## INFORMATION PROVIDED
══════

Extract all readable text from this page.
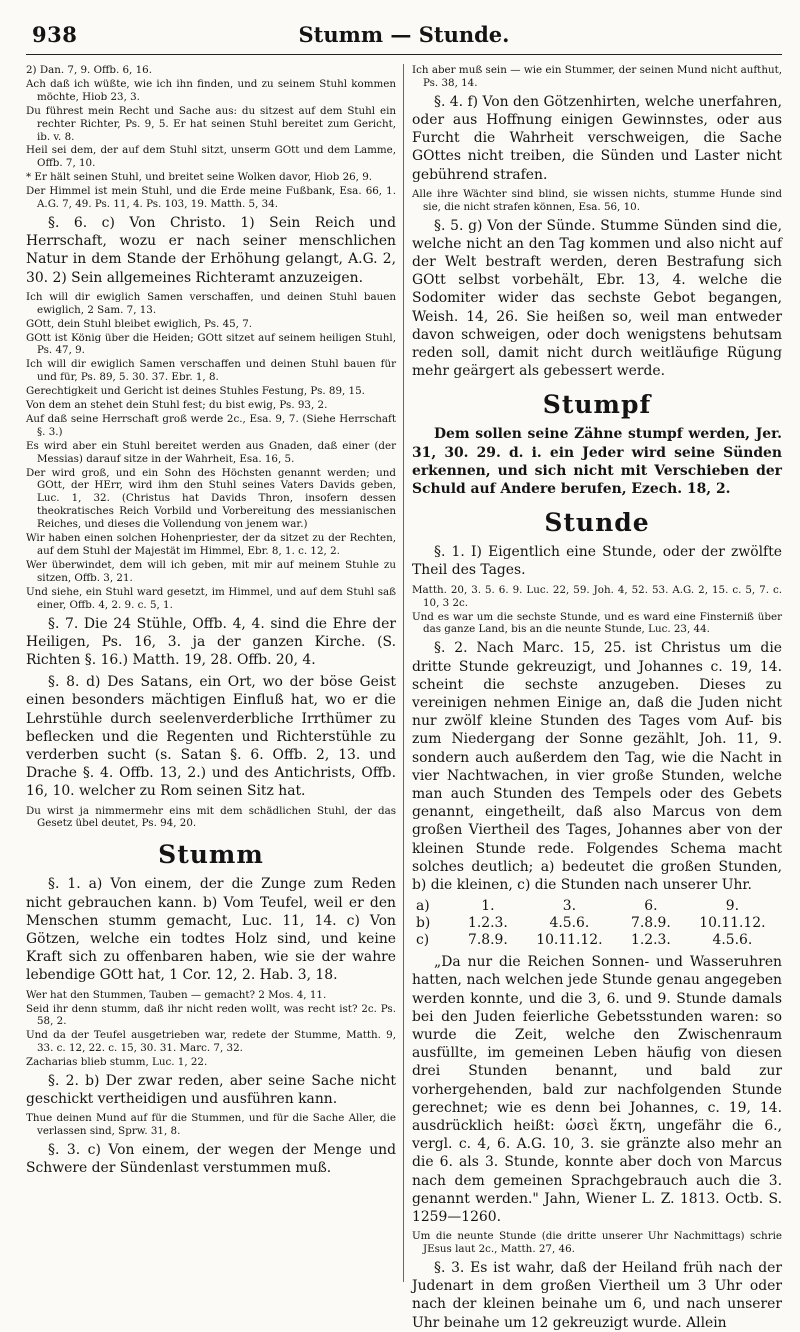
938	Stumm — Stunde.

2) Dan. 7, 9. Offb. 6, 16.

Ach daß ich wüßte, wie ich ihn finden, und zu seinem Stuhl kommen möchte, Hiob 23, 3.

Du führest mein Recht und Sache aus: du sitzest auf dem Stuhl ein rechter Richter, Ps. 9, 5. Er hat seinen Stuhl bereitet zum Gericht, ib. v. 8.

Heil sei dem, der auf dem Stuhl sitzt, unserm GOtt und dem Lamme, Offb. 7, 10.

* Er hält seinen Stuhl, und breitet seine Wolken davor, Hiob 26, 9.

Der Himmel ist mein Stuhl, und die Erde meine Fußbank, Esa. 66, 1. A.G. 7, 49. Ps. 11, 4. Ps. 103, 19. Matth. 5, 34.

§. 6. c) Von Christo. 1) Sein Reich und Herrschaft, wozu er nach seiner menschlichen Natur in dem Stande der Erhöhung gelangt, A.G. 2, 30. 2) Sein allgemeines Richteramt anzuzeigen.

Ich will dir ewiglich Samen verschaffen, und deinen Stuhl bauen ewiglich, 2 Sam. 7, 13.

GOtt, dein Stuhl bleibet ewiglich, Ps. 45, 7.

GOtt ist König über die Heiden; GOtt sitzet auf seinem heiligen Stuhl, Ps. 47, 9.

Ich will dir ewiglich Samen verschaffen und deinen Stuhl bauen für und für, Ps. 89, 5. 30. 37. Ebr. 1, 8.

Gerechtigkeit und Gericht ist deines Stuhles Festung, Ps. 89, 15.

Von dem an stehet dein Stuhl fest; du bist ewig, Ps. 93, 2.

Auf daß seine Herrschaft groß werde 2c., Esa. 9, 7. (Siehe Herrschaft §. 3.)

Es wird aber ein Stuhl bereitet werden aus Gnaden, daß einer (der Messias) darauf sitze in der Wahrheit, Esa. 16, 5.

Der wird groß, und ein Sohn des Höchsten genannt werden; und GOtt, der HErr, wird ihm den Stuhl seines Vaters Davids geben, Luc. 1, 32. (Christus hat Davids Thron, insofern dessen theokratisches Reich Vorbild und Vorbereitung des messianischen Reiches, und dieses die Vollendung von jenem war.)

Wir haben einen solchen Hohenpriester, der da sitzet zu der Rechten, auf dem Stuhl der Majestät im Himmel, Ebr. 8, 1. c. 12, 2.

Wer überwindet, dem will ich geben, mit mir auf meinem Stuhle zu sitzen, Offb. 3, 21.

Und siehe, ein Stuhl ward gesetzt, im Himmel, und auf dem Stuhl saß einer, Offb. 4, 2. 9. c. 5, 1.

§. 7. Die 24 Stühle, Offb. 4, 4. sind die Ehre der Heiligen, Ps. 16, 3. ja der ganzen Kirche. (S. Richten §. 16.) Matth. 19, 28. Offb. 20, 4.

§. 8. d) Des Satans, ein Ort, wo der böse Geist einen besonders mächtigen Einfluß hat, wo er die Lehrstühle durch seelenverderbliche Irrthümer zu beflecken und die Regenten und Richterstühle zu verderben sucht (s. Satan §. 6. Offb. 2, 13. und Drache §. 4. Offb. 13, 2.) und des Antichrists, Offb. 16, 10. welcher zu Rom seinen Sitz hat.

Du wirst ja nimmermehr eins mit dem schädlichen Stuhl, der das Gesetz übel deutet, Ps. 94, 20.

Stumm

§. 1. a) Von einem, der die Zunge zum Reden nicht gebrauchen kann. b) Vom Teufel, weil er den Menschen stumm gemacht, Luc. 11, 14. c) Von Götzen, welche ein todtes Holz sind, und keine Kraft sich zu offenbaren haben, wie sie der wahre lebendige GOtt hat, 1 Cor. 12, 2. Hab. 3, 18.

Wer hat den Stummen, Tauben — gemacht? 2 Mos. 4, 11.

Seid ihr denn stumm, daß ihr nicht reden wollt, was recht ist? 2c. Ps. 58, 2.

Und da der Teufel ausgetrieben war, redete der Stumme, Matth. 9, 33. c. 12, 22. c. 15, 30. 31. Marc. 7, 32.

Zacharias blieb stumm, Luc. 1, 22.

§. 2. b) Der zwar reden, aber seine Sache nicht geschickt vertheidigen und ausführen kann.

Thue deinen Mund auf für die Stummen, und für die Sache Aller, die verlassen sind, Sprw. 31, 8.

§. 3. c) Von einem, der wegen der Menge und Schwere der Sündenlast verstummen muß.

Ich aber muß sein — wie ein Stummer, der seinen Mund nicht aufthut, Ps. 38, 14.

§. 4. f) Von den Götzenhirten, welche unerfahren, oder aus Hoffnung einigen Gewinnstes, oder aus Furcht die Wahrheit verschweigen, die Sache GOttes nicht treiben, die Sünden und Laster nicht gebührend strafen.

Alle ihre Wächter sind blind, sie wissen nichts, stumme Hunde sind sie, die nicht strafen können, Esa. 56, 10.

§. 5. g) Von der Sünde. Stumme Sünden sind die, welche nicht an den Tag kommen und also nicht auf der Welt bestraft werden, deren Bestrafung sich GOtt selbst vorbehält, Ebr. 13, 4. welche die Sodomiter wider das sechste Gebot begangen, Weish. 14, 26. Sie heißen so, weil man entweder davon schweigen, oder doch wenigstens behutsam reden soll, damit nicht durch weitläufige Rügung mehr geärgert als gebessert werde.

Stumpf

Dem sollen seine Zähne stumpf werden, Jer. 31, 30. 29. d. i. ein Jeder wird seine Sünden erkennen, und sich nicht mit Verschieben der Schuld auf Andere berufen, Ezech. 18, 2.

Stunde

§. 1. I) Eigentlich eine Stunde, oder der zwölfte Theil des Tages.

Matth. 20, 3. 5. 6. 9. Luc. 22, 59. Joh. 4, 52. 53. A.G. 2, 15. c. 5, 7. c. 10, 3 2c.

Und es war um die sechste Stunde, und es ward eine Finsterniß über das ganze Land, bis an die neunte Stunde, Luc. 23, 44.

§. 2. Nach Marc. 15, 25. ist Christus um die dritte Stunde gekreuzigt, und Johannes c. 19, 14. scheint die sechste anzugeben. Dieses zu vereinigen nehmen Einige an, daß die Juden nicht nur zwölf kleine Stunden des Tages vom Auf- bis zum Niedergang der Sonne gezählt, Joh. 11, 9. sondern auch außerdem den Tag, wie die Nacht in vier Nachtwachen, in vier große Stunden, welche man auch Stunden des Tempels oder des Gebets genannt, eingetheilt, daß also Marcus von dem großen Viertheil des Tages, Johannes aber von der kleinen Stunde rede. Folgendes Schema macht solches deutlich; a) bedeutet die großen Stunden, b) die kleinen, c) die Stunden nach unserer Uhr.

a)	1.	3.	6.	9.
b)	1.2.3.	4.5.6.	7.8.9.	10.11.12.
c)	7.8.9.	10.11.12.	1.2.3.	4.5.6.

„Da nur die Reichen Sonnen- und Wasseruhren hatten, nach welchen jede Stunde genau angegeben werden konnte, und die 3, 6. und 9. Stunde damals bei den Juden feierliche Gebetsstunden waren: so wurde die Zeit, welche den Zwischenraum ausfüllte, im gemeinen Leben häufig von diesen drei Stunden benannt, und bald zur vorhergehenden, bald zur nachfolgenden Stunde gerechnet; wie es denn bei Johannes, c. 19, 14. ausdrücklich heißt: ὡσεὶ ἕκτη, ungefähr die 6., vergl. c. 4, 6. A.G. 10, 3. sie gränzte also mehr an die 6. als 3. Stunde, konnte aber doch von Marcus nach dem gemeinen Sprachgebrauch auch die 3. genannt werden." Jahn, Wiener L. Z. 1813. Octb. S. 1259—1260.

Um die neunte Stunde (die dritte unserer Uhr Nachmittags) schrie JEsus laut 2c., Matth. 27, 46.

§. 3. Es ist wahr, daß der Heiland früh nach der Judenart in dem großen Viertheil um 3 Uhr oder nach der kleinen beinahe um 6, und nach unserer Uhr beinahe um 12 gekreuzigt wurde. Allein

══════

## TO DO
Read the lines above. Gather those in which the string "haben" is found.

## COMPLETE ANSWER
Wir haben einen solchen Hohenpriester, der da sitzet zu der Rechten, auf dem Stuhl der Majestät im Himmel, Ebr. 8, 1. c. 12, 2.
§. 1. a) Von einem, der die Zunge zum Reden nicht gebrauchen kann. b) Vom Teufel, weil er den Menschen stumm gemacht, Luc. 11, 14. c) Von Götzen, welche ein todtes Holz sind, und keine Kraft sich zu offenbaren haben, wie sie der wahre lebendige GOtt hat, 1 Cor. 12, 2. Hab. 3, 18.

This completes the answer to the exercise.